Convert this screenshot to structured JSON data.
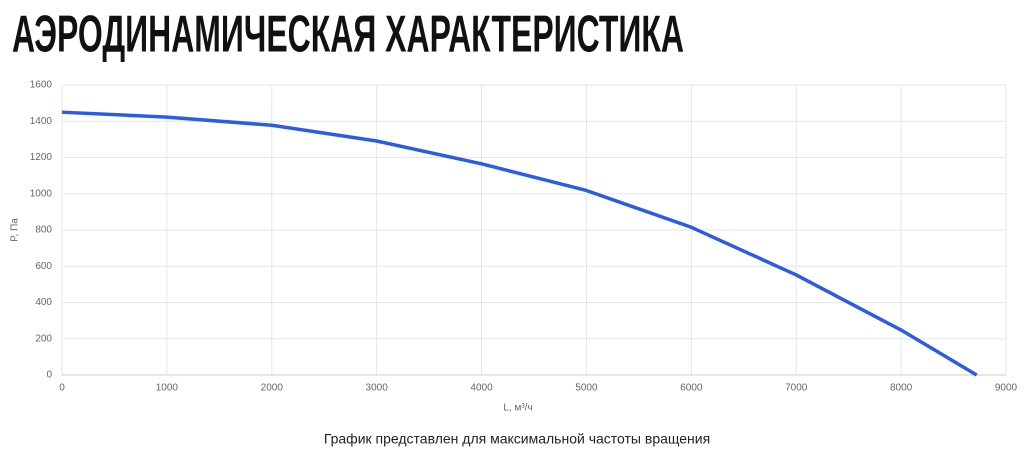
{
  "chart_data": {
    "type": "line",
    "title": "АЭРОДИНАМИЧЕСКАЯ ХАРАКТЕРИСТИКА",
    "x_label": "L, м³/ч",
    "y_label": "P, Па",
    "annotation": "График представлен для максимальной частоты вращения",
    "x": [
      0,
      1000,
      2000,
      3000,
      4000,
      5000,
      6000,
      7000,
      8000,
      8720
    ],
    "series": [
      {
        "color": "#2b5ce6",
        "values": [
          1450,
          1423,
          1378,
          1291,
          1165,
          1018,
          815,
          552,
          248,
          0
        ]
      }
    ],
    "xlim": [
      0,
      9000
    ],
    "xticks": [
      0,
      1000,
      2000,
      3000,
      4000,
      5000,
      6000,
      7000,
      8000,
      9000
    ],
    "ylim": [
      0,
      1600
    ],
    "yticks": [
      0,
      200,
      400,
      600,
      800,
      1000,
      1200,
      1400,
      1600
    ],
    "grid": true
  }
}
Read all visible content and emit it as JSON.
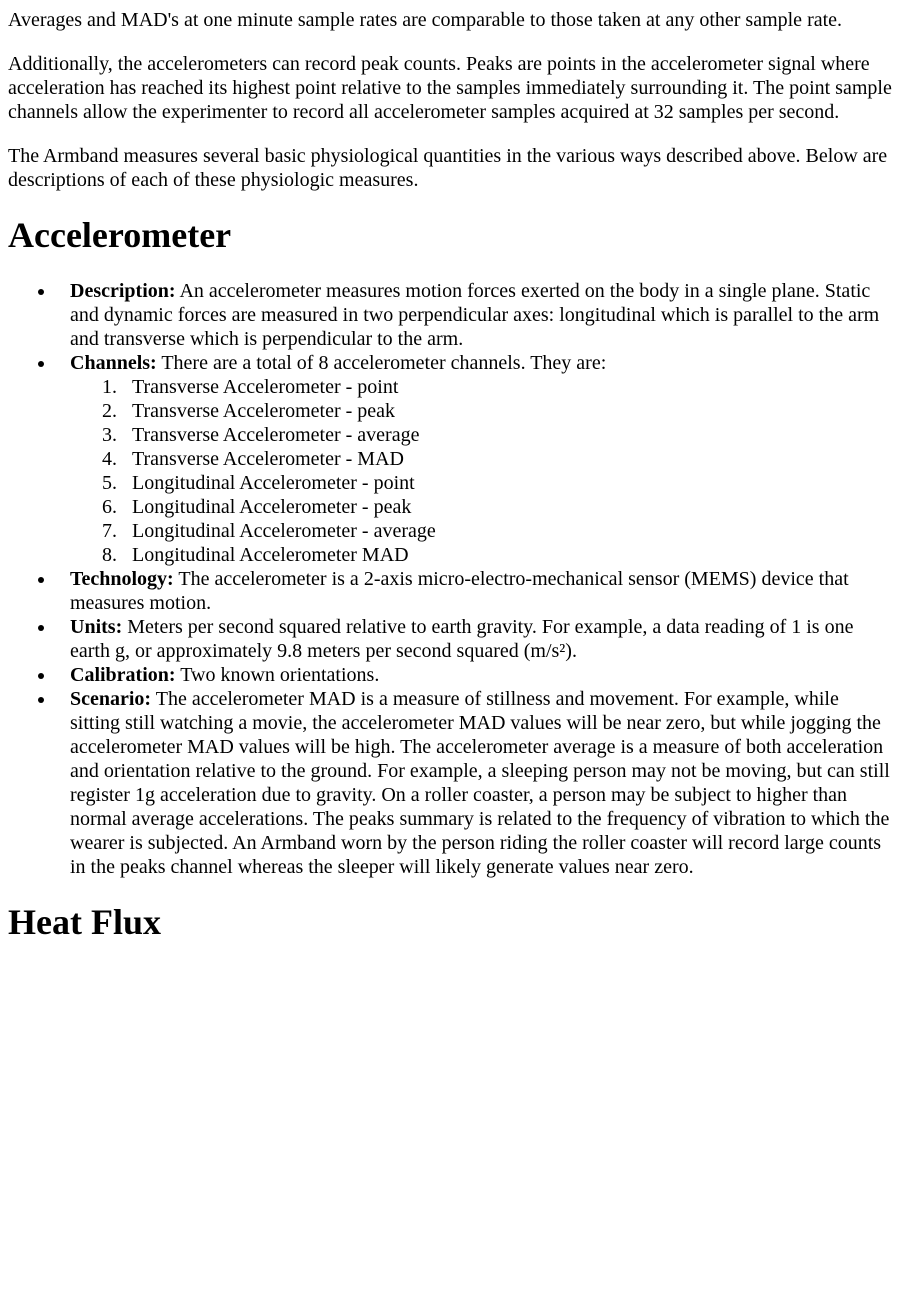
{
  "paragraphs": {
    "p1": "Averages and MAD's at one minute sample rates are comparable to those taken at any other sample rate.",
    "p2": "Additionally, the accelerometers can record peak counts. Peaks are points in the accelerometer signal where acceleration has reached its highest point relative to the samples immediately surrounding it. The point sample channels allow the experimenter to record all accelerometer samples acquired at 32 samples per second.",
    "p3": "The Armband measures several basic physiological quantities in the various ways described above. Below are descriptions of each of these physiologic measures."
  },
  "sections": {
    "accelerometer": {
      "heading": "Accelerometer",
      "description": {
        "label": "Description:",
        "text": " An accelerometer measures motion forces exerted on the body in a single plane. Static and dynamic forces are measured in two perpendicular axes: longitudinal which is parallel to the arm and transverse which is perpendicular to the arm."
      },
      "channels": {
        "label": "Channels:",
        "text": " There are a total of 8 accelerometer channels. They are:",
        "items": [
          "Transverse Accelerometer - point",
          "Transverse Accelerometer - peak",
          "Transverse Accelerometer - average",
          "Transverse Accelerometer - MAD",
          "Longitudinal Accelerometer - point",
          "Longitudinal Accelerometer - peak",
          "Longitudinal Accelerometer - average",
          "Longitudinal Accelerometer MAD"
        ]
      },
      "technology": {
        "label": "Technology:",
        "text": " The accelerometer is a 2-axis micro-electro-mechanical sensor (MEMS) device that measures motion."
      },
      "units": {
        "label": "Units:",
        "text": " Meters per second squared relative to earth gravity. For example, a data reading of 1 is one earth g, or approximately 9.8 meters per second squared (m/s²)."
      },
      "calibration": {
        "label": "Calibration:",
        "text": " Two known orientations."
      },
      "scenario": {
        "label": "Scenario:",
        "text": " The accelerometer MAD is a measure of stillness and movement. For example, while sitting still watching a movie, the accelerometer MAD values will be near zero, but while jogging the accelerometer MAD values will be high. The accelerometer average is a measure of both acceleration and orientation relative to the ground. For example, a sleeping person may not be moving, but can still register 1g acceleration due to gravity. On a roller coaster, a person may be subject to higher than normal average accelerations. The peaks summary is related to the frequency of vibration to which the wearer is subjected. An Armband worn by the person riding the roller coaster will record large counts in the peaks channel whereas the sleeper will likely generate values near zero."
      }
    },
    "heatflux": {
      "heading": "Heat Flux"
    }
  }
}
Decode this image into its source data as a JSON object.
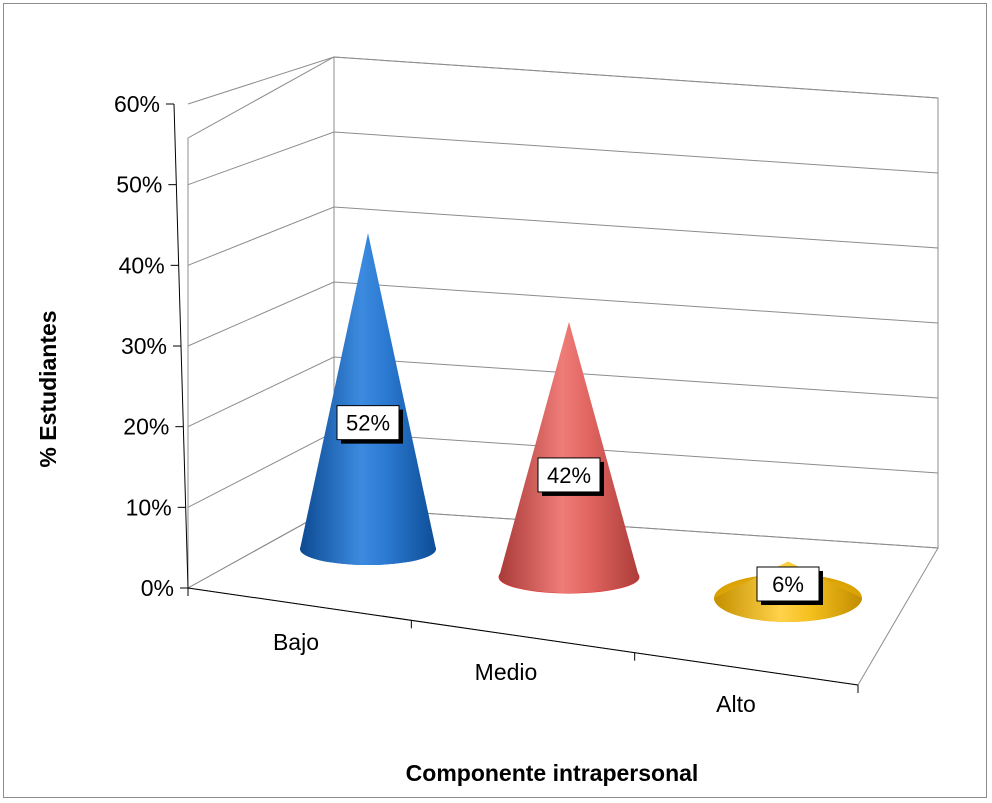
{
  "chart_data": {
    "type": "bar",
    "bar_shape": "cone",
    "categories": [
      "Bajo",
      "Medio",
      "Alto"
    ],
    "values": [
      52,
      42,
      6
    ],
    "data_labels": [
      "52%",
      "42%",
      "6%"
    ],
    "colors": [
      "#1f6fc5",
      "#d9534f",
      "#f2b705"
    ],
    "ylim": [
      0,
      60
    ],
    "yticks": [
      "0%",
      "10%",
      "20%",
      "30%",
      "40%",
      "50%",
      "60%"
    ],
    "xlabel": "Componente intrapersonal",
    "ylabel": "% Estudiantes",
    "grid": true,
    "legend": "none"
  }
}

Stated goal: Copy out the lines in which the string "second" appears.

Result of this exercise:
    "p2": "Additionally, the accelerometers can record peak counts. Peaks are points in the accelerometer signal where acceleration has reached its highest point relative to the samples immediately surrounding it. The point sample channels allow the experimenter to record all accelerometer samples acquired at 32 samples per second.",
        "text": " Meters per second squared relative to earth gravity. For example, a data reading of 1 is one earth g, or approximately 9.8 meters per second squared (m/s²)."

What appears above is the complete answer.